━━ Dataset rows
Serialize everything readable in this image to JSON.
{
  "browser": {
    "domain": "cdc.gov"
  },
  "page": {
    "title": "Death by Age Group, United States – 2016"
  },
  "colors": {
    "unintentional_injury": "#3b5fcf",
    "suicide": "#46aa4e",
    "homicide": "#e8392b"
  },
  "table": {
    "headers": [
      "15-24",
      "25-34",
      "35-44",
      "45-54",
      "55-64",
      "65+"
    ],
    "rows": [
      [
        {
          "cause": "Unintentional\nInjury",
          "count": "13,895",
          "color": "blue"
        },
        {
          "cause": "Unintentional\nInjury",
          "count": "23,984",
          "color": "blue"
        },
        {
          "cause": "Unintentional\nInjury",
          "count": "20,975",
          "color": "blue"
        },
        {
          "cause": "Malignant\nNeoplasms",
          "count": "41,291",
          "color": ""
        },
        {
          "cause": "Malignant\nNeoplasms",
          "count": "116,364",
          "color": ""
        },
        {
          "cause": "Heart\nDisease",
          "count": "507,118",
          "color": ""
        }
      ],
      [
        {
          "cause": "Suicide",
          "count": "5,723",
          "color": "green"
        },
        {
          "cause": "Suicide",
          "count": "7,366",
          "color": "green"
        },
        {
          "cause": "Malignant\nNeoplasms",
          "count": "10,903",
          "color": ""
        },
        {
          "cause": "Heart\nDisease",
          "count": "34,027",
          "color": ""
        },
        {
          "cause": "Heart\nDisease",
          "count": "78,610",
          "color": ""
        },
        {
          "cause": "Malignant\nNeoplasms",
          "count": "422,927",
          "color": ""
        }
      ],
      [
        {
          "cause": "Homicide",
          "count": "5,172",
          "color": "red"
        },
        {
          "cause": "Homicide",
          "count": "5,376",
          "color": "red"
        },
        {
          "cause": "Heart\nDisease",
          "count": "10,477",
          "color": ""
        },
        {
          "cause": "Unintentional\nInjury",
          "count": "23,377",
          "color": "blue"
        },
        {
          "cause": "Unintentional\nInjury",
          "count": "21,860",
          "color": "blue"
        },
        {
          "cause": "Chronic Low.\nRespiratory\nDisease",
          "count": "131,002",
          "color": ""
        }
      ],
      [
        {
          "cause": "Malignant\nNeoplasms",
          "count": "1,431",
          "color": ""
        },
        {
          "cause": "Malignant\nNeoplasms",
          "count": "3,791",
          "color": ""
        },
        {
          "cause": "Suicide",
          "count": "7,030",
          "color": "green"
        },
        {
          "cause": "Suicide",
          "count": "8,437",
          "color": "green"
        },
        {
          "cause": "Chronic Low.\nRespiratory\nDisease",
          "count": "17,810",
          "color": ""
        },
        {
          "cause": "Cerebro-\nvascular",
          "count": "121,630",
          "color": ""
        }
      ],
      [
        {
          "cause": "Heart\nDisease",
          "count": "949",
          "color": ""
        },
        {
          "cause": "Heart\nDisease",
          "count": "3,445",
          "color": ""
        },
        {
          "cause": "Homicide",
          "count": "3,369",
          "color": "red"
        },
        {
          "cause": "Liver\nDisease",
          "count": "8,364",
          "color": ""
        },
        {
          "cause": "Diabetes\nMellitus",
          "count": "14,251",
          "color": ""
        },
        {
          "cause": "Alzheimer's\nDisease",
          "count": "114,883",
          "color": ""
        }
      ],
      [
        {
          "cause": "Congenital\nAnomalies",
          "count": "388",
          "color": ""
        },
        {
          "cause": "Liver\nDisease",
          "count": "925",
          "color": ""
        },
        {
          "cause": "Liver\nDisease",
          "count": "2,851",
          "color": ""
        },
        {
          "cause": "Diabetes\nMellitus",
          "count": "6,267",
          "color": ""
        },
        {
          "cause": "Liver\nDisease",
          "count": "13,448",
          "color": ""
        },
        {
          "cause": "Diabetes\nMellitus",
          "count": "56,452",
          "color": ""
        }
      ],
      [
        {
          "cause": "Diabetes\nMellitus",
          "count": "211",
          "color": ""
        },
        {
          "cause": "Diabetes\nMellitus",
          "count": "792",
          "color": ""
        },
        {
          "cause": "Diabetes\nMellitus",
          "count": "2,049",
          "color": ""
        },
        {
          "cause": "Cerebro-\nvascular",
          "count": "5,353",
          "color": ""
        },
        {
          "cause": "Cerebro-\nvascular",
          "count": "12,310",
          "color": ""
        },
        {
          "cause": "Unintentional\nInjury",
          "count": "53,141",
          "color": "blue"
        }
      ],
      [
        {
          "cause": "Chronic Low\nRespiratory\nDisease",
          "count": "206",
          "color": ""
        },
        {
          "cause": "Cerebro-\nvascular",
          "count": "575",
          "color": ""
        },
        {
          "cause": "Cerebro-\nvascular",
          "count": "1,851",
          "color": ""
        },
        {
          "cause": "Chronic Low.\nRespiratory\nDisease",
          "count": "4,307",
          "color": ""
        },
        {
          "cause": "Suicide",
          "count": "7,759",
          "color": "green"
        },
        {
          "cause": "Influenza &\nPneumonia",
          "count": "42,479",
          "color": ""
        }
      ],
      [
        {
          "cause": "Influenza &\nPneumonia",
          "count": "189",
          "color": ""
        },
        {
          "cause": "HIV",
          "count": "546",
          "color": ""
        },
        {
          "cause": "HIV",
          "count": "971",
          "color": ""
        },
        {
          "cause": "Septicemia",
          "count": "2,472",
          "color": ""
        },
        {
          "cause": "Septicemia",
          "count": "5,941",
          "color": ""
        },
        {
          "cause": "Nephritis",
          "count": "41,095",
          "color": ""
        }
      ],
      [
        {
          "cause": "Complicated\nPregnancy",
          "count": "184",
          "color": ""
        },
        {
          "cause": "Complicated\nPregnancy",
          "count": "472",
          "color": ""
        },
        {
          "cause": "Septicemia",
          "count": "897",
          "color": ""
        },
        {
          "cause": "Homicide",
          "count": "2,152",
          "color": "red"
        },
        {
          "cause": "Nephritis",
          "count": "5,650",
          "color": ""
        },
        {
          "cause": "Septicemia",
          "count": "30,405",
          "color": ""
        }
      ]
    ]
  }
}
━━━━
● Short task:
Reproduce the material in full, with no word added or dropped.

● Output for this exercise:
Serialize everything readable in this image to JSON.
{
  "browser": {
    "domain": "cdc.gov"
  },
  "page": {
    "title": "Death by Age Group, United States – 2016"
  },
  "colors": {
    "unintentional_injury": "#3b5fcf",
    "suicide": "#46aa4e",
    "homicide": "#e8392b"
  },
  "table": {
    "headers": [
      "15-24",
      "25-34",
      "35-44",
      "45-54",
      "55-64",
      "65+"
    ],
    "rows": [
      [
        {
          "cause": "Unintentional\nInjury",
          "count": "13,895",
          "color": "blue"
        },
        {
          "cause": "Unintentional\nInjury",
          "count": "23,984",
          "color": "blue"
        },
        {
          "cause": "Unintentional\nInjury",
          "count": "20,975",
          "color": "blue"
        },
        {
          "cause": "Malignant\nNeoplasms",
          "count": "41,291",
          "color": ""
        },
        {
          "cause": "Malignant\nNeoplasms",
          "count": "116,364",
          "color": ""
        },
        {
          "cause": "Heart\nDisease",
          "count": "507,118",
          "color": ""
        }
      ],
      [
        {
          "cause": "Suicide",
          "count": "5,723",
          "color": "green"
        },
        {
          "cause": "Suicide",
          "count": "7,366",
          "color": "green"
        },
        {
          "cause": "Malignant\nNeoplasms",
          "count": "10,903",
          "color": ""
        },
        {
          "cause": "Heart\nDisease",
          "count": "34,027",
          "color": ""
        },
        {
          "cause": "Heart\nDisease",
          "count": "78,610",
          "color": ""
        },
        {
          "cause": "Malignant\nNeoplasms",
          "count": "422,927",
          "color": ""
        }
      ],
      [
        {
          "cause": "Homicide",
          "count": "5,172",
          "color": "red"
        },
        {
          "cause": "Homicide",
          "count": "5,376",
          "color": "red"
        },
        {
          "cause": "Heart\nDisease",
          "count": "10,477",
          "color": ""
        },
        {
          "cause": "Unintentional\nInjury",
          "count": "23,377",
          "color": "blue"
        },
        {
          "cause": "Unintentional\nInjury",
          "count": "21,860",
          "color": "blue"
        },
        {
          "cause": "Chronic Low.\nRespiratory\nDisease",
          "count": "131,002",
          "color": ""
        }
      ],
      [
        {
          "cause": "Malignant\nNeoplasms",
          "count": "1,431",
          "color": ""
        },
        {
          "cause": "Malignant\nNeoplasms",
          "count": "3,791",
          "color": ""
        },
        {
          "cause": "Suicide",
          "count": "7,030",
          "color": "green"
        },
        {
          "cause": "Suicide",
          "count": "8,437",
          "color": "green"
        },
        {
          "cause": "Chronic Low.\nRespiratory\nDisease",
          "count": "17,810",
          "color": ""
        },
        {
          "cause": "Cerebro-\nvascular",
          "count": "121,630",
          "color": ""
        }
      ],
      [
        {
          "cause": "Heart\nDisease",
          "count": "949",
          "color": ""
        },
        {
          "cause": "Heart\nDisease",
          "count": "3,445",
          "color": ""
        },
        {
          "cause": "Homicide",
          "count": "3,369",
          "color": "red"
        },
        {
          "cause": "Liver\nDisease",
          "count": "8,364",
          "color": ""
        },
        {
          "cause": "Diabetes\nMellitus",
          "count": "14,251",
          "color": ""
        },
        {
          "cause": "Alzheimer's\nDisease",
          "count": "114,883",
          "color": ""
        }
      ],
      [
        {
          "cause": "Congenital\nAnomalies",
          "count": "388",
          "color": ""
        },
        {
          "cause": "Liver\nDisease",
          "count": "925",
          "color": ""
        },
        {
          "cause": "Liver\nDisease",
          "count": "2,851",
          "color": ""
        },
        {
          "cause": "Diabetes\nMellitus",
          "count": "6,267",
          "color": ""
        },
        {
          "cause": "Liver\nDisease",
          "count": "13,448",
          "color": ""
        },
        {
          "cause": "Diabetes\nMellitus",
          "count": "56,452",
          "color": ""
        }
      ],
      [
        {
          "cause": "Diabetes\nMellitus",
          "count": "211",
          "color": ""
        },
        {
          "cause": "Diabetes\nMellitus",
          "count": "792",
          "color": ""
        },
        {
          "cause": "Diabetes\nMellitus",
          "count": "2,049",
          "color": ""
        },
        {
          "cause": "Cerebro-\nvascular",
          "count": "5,353",
          "color": ""
        },
        {
          "cause": "Cerebro-\nvascular",
          "count": "12,310",
          "color": ""
        },
        {
          "cause": "Unintentional\nInjury",
          "count": "53,141",
          "color": "blue"
        }
      ],
      [
        {
          "cause": "Chronic Low\nRespiratory\nDisease",
          "count": "206",
          "color": ""
        },
        {
          "cause": "Cerebro-\nvascular",
          "count": "575",
          "color": ""
        },
        {
          "cause": "Cerebro-\nvascular",
          "count": "1,851",
          "color": ""
        },
        {
          "cause": "Chronic Low.\nRespiratory\nDisease",
          "count": "4,307",
          "color": ""
        },
        {
          "cause": "Suicide",
          "count": "7,759",
          "color": "green"
        },
        {
          "cause": "Influenza &\nPneumonia",
          "count": "42,479",
          "color": ""
        }
      ],
      [
        {
          "cause": "Influenza &\nPneumonia",
          "count": "189",
          "color": ""
        },
        {
          "cause": "HIV",
          "count": "546",
          "color": ""
        },
        {
          "cause": "HIV",
          "count": "971",
          "color": ""
        },
        {
          "cause": "Septicemia",
          "count": "2,472",
          "color": ""
        },
        {
          "cause": "Septicemia",
          "count": "5,941",
          "color": ""
        },
        {
          "cause": "Nephritis",
          "count": "41,095",
          "color": ""
        }
      ],
      [
        {
          "cause": "Complicated\nPregnancy",
          "count": "184",
          "color": ""
        },
        {
          "cause": "Complicated\nPregnancy",
          "count": "472",
          "color": ""
        },
        {
          "cause": "Septicemia",
          "count": "897",
          "color": ""
        },
        {
          "cause": "Homicide",
          "count": "2,152",
          "color": "red"
        },
        {
          "cause": "Nephritis",
          "count": "5,650",
          "color": ""
        },
        {
          "cause": "Septicemia",
          "count": "30,405",
          "color": ""
        }
      ]
    ]
  }
}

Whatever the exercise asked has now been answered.